Work out how many lines hold the string "Bilingue". Give that number and nothing more.

Items listed in a dataset:
***

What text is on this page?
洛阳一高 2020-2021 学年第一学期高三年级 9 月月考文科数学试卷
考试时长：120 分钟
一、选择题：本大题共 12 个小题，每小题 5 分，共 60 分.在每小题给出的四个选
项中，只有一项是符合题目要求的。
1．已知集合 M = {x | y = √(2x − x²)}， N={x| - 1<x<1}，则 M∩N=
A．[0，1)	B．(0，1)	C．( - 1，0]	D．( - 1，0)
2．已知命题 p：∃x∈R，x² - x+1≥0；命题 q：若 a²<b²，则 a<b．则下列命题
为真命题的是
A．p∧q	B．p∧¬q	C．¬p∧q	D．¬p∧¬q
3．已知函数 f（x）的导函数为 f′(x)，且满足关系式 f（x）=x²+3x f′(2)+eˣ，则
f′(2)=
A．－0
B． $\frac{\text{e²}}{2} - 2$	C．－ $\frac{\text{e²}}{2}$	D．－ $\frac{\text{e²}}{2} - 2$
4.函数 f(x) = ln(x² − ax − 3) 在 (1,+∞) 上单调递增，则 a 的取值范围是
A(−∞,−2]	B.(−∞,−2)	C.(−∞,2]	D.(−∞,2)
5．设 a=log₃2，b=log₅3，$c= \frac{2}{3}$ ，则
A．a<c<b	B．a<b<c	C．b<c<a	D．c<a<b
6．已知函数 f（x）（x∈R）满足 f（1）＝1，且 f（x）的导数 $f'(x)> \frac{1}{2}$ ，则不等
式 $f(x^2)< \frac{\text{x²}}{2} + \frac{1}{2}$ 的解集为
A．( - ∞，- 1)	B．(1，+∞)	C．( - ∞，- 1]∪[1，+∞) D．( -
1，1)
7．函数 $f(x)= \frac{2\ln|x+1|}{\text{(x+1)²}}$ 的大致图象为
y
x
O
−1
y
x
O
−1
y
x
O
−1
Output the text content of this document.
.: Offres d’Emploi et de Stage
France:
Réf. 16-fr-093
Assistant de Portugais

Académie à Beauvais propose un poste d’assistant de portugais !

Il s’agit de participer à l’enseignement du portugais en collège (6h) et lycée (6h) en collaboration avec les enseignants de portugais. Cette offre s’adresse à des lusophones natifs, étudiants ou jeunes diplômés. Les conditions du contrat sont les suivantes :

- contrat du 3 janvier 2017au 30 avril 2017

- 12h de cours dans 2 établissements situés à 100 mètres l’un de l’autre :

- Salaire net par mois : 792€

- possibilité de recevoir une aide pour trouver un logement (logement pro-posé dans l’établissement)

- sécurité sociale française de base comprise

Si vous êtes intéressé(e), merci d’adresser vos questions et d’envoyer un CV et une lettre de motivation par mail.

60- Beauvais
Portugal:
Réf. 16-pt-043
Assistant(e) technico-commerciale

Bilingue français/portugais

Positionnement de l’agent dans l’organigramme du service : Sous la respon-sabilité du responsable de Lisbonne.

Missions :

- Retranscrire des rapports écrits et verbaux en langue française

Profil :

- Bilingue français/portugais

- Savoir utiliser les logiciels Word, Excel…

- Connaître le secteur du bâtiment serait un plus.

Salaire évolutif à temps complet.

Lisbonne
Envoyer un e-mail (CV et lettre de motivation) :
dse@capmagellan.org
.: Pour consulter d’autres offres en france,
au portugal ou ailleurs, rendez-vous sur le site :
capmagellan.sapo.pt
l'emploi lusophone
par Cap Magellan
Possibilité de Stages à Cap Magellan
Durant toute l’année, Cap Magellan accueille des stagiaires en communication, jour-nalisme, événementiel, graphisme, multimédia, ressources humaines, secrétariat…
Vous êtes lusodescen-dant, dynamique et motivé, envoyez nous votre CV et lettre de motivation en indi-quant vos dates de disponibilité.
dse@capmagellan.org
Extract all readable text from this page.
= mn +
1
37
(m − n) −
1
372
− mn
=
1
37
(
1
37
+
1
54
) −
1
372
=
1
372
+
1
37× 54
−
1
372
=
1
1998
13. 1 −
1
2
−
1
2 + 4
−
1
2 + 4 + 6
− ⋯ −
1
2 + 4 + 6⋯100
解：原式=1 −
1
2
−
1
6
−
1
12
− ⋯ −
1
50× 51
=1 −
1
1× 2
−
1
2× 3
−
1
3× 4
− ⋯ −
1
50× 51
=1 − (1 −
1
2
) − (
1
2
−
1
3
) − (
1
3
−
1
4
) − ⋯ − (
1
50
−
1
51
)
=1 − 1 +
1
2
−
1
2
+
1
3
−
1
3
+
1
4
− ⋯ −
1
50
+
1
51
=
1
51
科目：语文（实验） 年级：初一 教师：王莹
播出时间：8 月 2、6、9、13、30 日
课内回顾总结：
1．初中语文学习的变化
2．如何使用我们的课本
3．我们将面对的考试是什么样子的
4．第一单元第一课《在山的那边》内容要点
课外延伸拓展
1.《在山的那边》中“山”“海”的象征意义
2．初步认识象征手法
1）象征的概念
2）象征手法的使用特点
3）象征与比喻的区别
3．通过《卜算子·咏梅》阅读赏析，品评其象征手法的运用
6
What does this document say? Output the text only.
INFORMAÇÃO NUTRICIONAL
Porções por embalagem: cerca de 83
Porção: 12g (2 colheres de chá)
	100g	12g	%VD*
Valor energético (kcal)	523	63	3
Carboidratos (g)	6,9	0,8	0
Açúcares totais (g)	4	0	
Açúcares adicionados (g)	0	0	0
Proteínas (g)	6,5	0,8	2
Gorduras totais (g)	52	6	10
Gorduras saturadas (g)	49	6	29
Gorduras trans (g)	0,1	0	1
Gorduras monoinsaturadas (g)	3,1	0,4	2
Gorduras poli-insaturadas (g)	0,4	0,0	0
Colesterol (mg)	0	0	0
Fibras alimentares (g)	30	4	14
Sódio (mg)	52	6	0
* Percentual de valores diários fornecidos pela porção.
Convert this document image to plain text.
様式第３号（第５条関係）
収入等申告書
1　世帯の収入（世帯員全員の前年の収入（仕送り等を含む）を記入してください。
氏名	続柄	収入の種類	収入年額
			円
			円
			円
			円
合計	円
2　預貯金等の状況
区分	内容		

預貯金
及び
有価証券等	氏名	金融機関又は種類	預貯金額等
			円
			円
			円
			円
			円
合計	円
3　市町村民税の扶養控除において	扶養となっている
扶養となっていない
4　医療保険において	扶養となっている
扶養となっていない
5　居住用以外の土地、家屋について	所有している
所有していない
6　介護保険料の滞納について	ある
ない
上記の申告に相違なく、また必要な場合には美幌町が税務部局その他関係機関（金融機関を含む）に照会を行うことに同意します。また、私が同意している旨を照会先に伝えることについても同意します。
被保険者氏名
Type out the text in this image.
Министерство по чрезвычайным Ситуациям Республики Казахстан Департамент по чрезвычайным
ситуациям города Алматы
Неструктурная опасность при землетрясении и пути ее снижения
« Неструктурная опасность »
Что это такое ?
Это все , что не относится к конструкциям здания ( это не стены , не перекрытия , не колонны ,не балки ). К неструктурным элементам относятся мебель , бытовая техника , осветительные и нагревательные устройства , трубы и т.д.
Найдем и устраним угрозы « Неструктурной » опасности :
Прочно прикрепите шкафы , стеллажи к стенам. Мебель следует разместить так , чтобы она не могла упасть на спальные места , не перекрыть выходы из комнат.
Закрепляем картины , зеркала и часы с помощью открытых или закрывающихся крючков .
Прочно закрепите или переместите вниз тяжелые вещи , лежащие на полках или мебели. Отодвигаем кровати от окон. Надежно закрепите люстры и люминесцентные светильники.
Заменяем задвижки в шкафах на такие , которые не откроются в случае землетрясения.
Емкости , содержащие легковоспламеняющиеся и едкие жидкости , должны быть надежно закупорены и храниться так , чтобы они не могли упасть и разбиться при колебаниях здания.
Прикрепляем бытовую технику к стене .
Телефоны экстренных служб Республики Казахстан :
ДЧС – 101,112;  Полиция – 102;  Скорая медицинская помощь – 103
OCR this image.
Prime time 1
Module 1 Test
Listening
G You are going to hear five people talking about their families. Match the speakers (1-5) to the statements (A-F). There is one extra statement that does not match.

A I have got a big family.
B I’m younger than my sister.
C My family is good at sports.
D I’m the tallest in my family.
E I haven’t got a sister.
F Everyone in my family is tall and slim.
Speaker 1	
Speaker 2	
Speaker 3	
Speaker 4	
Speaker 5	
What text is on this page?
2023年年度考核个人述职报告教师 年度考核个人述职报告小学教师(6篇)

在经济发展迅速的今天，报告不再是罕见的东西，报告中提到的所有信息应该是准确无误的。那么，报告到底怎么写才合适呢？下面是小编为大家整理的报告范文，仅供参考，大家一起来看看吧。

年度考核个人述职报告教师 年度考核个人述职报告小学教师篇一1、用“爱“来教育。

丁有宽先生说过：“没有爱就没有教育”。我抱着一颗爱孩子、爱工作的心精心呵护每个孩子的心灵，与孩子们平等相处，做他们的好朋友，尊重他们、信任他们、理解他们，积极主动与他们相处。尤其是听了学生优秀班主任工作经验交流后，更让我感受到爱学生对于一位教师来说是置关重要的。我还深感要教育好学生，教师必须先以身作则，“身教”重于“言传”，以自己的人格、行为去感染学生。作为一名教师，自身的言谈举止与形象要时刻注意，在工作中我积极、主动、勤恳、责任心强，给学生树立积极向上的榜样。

***

» **EXERCISE SOLUTION**
2